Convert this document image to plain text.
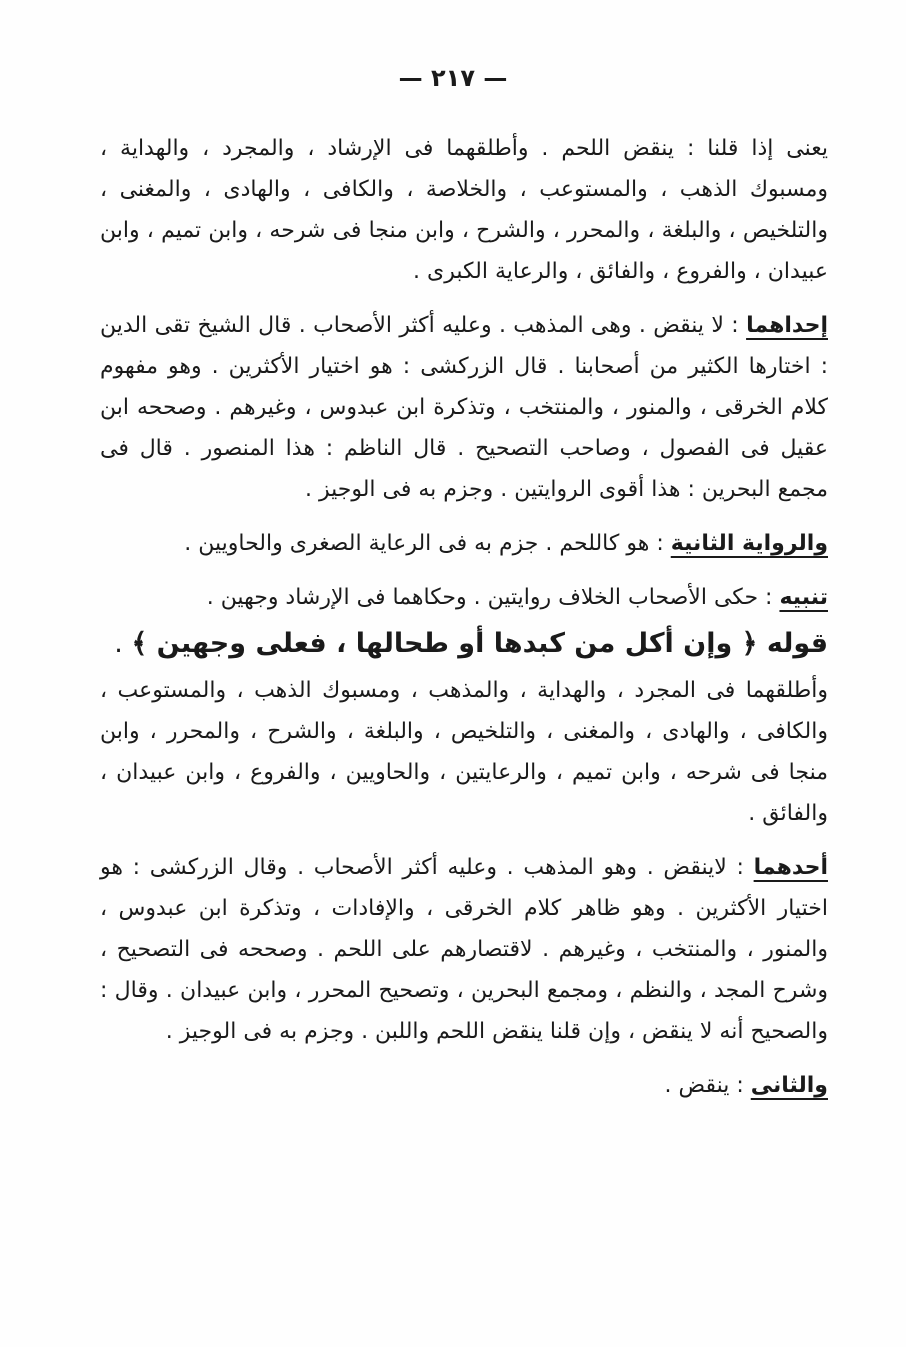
— ٢١٧ —

يعنى إذا قلنا : ينقض اللحم . وأطلقهما فى الإرشاد ، والمجرد ، والهداية ، ومسبوك الذهب ، والمستوعب ، والخلاصة ، والكافى ، والهادى ، والمغنى ، والتلخيص ، والبلغة ، والمحرر ، والشرح ، وابن منجا فى شرحه ، وابن تميم ، وابن عبيدان ، والفروع ، والفائق ، والرعاية الكبرى .

إحداهما : لا ينقض . وهى المذهب . وعليه أكثر الأصحاب . قال الشيخ تقى الدين : اختارها الكثير من أصحابنا . قال الزركشى : هو اختيار الأكثرين . وهو مفهوم كلام الخرقى ، والمنور ، والمنتخب ، وتذكرة ابن عبدوس ، وغيرهم . وصححه ابن عقيل فى الفصول ، وصاحب التصحيح . قال الناظم : هذا المنصور . قال فى مجمع البحرين : هذا أقوى الروايتين . وجزم به فى الوجيز .

والرواية الثانية : هو كاللحم . جزم به فى الرعاية الصغرى والحاويين .

تنبيه : حكى الأصحاب الخلاف روايتين . وحكاهما فى الإرشاد وجهين .

قوله ﴿ وإن أكل من كبدها أو طحالها ، فعلى وجهين ﴾ .

وأطلقهما فى المجرد ، والهداية ، والمذهب ، ومسبوك الذهب ، والمستوعب ، والكافى ، والهادى ، والمغنى ، والتلخيص ، والبلغة ، والشرح ، والمحرر ، وابن منجا فى شرحه ، وابن تميم ، والرعايتين ، والحاويين ، والفروع ، وابن عبيدان ، والفائق .

أحدهما : لاينقض . وهو المذهب . وعليه أكثر الأصحاب . وقال الزركشى : هو اختيار الأكثرين . وهو ظاهر كلام الخرقى ، والإفادات ، وتذكرة ابن عبدوس ، والمنور ، والمنتخب ، وغيرهم . لاقتصارهم على اللحم . وصححه فى التصحيح ، وشرح المجد ، والنظم ، ومجمع البحرين ، وتصحيح المحرر ، وابن عبيدان . وقال : والصحيح أنه لا ينقض ، وإن قلنا ينقض اللحم واللبن . وجزم به فى الوجيز .

والثانى : ينقض .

++++++++

_What you need to do_
Whenever "الإرشاد" turns up in a line, pick that line out.

_The answer_
يعنى إذا قلنا : ينقض اللحم . وأطلقهما فى الإرشاد ، والمجرد ، والهداية ، ومسبوك الذهب ، والمستوعب ، والخلاصة ، والكافى ، والهادى ، والمغنى ، والتلخيص ، والبلغة ، والمحرر ، والشرح ، وابن منجا فى شرحه ، وابن تميم ، وابن عبيدان ، والفروع ، والفائق ، والرعاية الكبرى .
تنبيه : حكى الأصحاب الخلاف روايتين . وحكاهما فى الإرشاد وجهين .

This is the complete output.